*CONSEGNA 1:* Secondo il documento sul libro di Cotugno, a che cosa servono il romanzesco, l'antropologia di quartiere e le storie familiari, e perché? Rispondi in una o due frasi.
*CONSEGNA 2:* Raccogli tutte le righe delle voci che contengono la parola "their", facendo attenzione a maiuscole e minuscole.

*DOCUMENTO:*
↓↓↓

Il libro si apre e si chiude con un bagno nel mare di Bagnoli (il cui nome deriva, guarda caso, dal latino «balneum»): del padre undicenne, che, in un’alba nel 1963, infreddolito e impaurito, cerca i pezzi di carbone («il più nocivo dei combustibili fossili») coke pregando di non essere sminuzzato dalle navi da 70mila tonnellate che frequentano quel tratto di mare, nuotando all’ombra di mostri di ferro alti venti metri. E quello del figlio, nel 2024, in quelle stesse acque diventate calde come mai prima, tanto che, dal fuori al dentro, non si sente quasi differenza di temperatura: «non troverò il coke da vendere alle pizzerie, ma sto nuotando nelle sue conseguenze».

Il romanzesco di quartiere

La crisi climatica, spiega Cotugno, «è una storia che accade su una scala temporale e spaziale troppo grande per entrare nelle nostre menti, decisioni, comportamenti. Il romanzesco, l’antropologia di quartiere e le storie familiari servono proprio a riconnetterci (o provare a farlo) con la dimensione personale del cambiamento climatico, provare a trasformarlo in una fotografia nella quale possiamo riconoscerci». Solo così potremo «trasformare la preoccupazione in azione». Perché è verosimile che «la gente capirà e si muoverà solo quando dovrà mettere mano alla tasca».

↑↑↑

*VOCI FORNITE:*
↓↓↓

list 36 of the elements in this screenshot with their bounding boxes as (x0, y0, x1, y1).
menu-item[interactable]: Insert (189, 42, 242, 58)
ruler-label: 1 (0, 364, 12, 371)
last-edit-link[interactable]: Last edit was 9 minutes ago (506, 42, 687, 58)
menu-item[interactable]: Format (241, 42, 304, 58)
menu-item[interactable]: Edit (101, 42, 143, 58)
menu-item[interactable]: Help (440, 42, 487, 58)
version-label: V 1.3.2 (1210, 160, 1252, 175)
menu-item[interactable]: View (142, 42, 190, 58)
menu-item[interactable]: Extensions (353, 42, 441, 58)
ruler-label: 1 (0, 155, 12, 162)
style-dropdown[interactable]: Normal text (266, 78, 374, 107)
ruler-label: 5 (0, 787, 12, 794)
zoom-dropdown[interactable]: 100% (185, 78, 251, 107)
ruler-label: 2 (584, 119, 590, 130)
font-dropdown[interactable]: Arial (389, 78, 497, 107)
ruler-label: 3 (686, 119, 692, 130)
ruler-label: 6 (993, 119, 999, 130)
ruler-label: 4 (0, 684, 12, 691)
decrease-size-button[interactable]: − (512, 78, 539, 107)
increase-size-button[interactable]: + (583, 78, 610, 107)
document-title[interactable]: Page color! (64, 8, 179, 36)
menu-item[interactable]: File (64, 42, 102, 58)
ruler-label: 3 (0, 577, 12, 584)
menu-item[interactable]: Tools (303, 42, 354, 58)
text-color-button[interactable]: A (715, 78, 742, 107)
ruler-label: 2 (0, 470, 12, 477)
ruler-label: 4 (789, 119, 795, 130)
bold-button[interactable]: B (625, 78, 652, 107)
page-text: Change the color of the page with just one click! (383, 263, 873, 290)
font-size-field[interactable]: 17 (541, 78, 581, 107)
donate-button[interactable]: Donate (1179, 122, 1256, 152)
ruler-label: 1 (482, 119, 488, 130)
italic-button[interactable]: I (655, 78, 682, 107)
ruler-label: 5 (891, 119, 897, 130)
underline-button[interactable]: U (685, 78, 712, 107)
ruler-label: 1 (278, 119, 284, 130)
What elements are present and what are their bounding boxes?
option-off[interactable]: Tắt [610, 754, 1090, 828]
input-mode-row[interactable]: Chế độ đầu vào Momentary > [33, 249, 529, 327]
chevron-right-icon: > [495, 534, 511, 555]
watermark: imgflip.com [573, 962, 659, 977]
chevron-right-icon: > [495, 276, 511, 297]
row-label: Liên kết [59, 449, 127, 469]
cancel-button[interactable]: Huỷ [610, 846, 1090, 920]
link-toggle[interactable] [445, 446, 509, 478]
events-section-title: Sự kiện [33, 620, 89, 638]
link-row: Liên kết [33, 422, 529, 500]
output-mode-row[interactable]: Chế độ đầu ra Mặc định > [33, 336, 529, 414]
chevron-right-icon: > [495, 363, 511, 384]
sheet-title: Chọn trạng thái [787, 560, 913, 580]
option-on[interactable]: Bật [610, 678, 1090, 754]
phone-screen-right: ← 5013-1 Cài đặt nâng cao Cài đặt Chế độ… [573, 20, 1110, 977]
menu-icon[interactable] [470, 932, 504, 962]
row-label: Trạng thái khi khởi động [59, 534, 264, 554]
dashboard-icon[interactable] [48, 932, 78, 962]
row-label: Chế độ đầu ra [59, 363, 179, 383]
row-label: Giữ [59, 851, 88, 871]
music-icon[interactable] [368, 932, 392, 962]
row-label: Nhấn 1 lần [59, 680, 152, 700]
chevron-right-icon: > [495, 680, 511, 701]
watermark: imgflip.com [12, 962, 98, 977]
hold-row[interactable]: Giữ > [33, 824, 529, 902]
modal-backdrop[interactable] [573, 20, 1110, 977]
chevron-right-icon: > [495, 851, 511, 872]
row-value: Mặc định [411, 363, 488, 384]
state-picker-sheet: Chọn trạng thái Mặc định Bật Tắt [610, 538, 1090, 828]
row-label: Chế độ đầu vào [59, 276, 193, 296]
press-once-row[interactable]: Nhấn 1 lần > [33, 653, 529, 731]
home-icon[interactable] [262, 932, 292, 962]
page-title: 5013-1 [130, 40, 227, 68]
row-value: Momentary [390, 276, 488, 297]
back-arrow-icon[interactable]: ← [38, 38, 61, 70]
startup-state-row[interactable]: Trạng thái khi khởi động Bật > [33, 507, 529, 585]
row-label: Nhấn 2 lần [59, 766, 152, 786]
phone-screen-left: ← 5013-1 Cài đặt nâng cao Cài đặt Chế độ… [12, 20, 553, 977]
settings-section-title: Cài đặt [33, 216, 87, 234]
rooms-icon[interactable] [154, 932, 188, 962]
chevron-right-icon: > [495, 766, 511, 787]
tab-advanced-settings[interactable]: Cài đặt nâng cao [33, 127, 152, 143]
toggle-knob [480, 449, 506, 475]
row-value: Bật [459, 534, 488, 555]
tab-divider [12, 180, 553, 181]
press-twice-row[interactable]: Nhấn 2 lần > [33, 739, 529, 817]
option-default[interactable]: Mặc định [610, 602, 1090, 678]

↑↑↑

*RISPOSTA CORRETTA 1:* Servono a riconnetterci con la dimensione personale del cambiamento climatico e a trasformarlo in una fotografia in cui possiamo riconoscerci. Ce n'è bisogno perché la crisi climatica avviene su una scala temporale e spaziale troppo grande per entrare nelle nostre menti, decisioni e comportamenti.

*RISPOSTA CORRETTA 2:*
list 36 of the elements in this screenshot with their bounding boxes as (x0, y0, x1, y1).
What elements are present and what are their bounding boxes?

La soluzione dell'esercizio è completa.